— START OF Dataset records —
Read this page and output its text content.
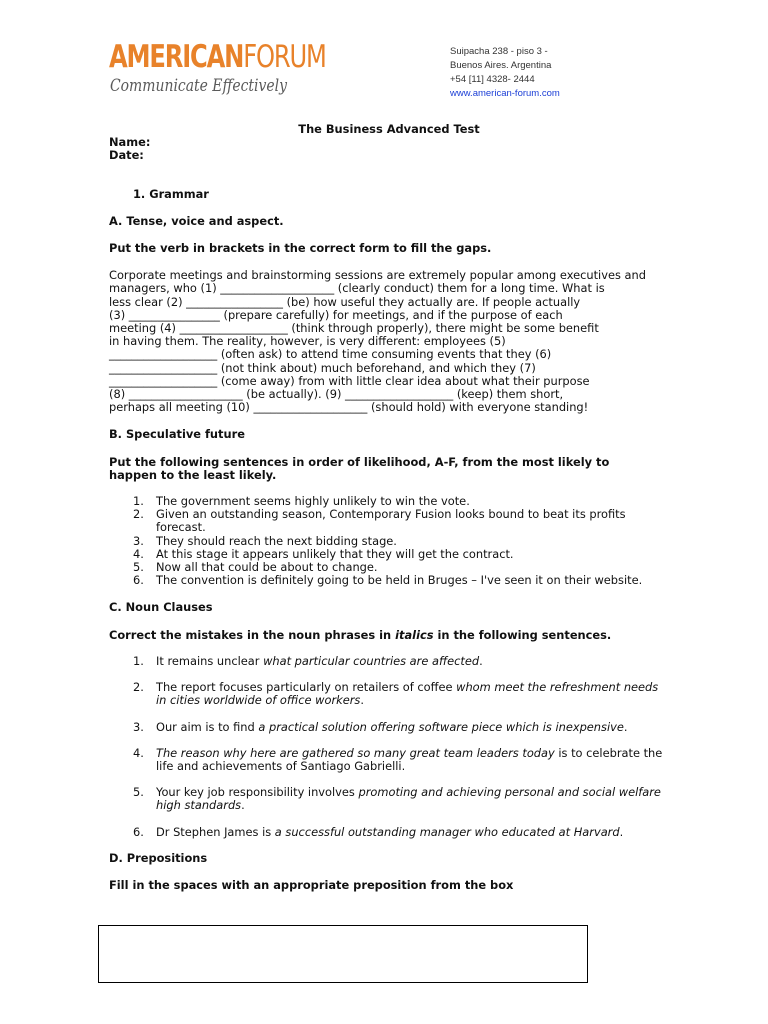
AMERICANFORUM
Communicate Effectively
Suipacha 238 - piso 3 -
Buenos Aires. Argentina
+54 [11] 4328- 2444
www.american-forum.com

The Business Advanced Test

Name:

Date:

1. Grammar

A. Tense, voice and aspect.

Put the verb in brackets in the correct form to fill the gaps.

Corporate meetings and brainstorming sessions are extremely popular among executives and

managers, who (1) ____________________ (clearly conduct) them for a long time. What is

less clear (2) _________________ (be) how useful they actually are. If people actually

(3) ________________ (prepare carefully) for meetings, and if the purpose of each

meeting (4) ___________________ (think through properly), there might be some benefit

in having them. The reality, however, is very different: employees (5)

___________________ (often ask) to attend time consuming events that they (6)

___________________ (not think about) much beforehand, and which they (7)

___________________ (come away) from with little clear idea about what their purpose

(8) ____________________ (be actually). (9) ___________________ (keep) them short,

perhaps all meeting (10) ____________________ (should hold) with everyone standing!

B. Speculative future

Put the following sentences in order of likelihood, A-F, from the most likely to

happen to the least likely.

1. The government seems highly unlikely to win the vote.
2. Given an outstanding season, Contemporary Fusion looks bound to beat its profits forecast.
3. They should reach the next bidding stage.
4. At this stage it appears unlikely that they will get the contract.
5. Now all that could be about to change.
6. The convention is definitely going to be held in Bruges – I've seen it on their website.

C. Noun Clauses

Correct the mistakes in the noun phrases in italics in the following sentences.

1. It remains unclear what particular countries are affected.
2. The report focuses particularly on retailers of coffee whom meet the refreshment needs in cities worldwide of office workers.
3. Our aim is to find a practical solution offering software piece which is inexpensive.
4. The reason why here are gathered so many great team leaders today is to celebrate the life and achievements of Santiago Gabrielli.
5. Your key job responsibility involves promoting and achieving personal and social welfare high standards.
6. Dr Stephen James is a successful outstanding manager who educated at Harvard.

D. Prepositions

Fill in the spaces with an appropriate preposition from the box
— END OF Dataset records —
### Task to carry out
Print all of the entries word for word. Skip any images they contain.

### Result for this task
Read this page and output its text content.
AMERICANFORUM
Communicate Effectively
Suipacha 238 - piso 3 -
Buenos Aires. Argentina
+54 [11] 4328- 2444
www.american-forum.com

The Business Advanced Test

Name:

Date:

1. Grammar

A. Tense, voice and aspect.

Put the verb in brackets in the correct form to fill the gaps.

Corporate meetings and brainstorming sessions are extremely popular among executives and

managers, who (1) ____________________ (clearly conduct) them for a long time. What is

less clear (2) _________________ (be) how useful they actually are. If people actually

(3) ________________ (prepare carefully) for meetings, and if the purpose of each

meeting (4) ___________________ (think through properly), there might be some benefit

in having them. The reality, however, is very different: employees (5)

___________________ (often ask) to attend time consuming events that they (6)

___________________ (not think about) much beforehand, and which they (7)

___________________ (come away) from with little clear idea about what their purpose

(8) ____________________ (be actually). (9) ___________________ (keep) them short,

perhaps all meeting (10) ____________________ (should hold) with everyone standing!

B. Speculative future

Put the following sentences in order of likelihood, A-F, from the most likely to

happen to the least likely.

1. The government seems highly unlikely to win the vote.
2. Given an outstanding season, Contemporary Fusion looks bound to beat its profits forecast.
3. They should reach the next bidding stage.
4. At this stage it appears unlikely that they will get the contract.
5. Now all that could be about to change.
6. The convention is definitely going to be held in Bruges – I've seen it on their website.

C. Noun Clauses

Correct the mistakes in the noun phrases in italics in the following sentences.

1. It remains unclear what particular countries are affected.
2. The report focuses particularly on retailers of coffee whom meet the refreshment needs in cities worldwide of office workers.
3. Our aim is to find a practical solution offering software piece which is inexpensive.
4. The reason why here are gathered so many great team leaders today is to celebrate the life and achievements of Santiago Gabrielli.
5. Your key job responsibility involves promoting and achieving personal and social welfare high standards.
6. Dr Stephen James is a successful outstanding manager who educated at Harvard.

D. Prepositions

Fill in the spaces with an appropriate preposition from the box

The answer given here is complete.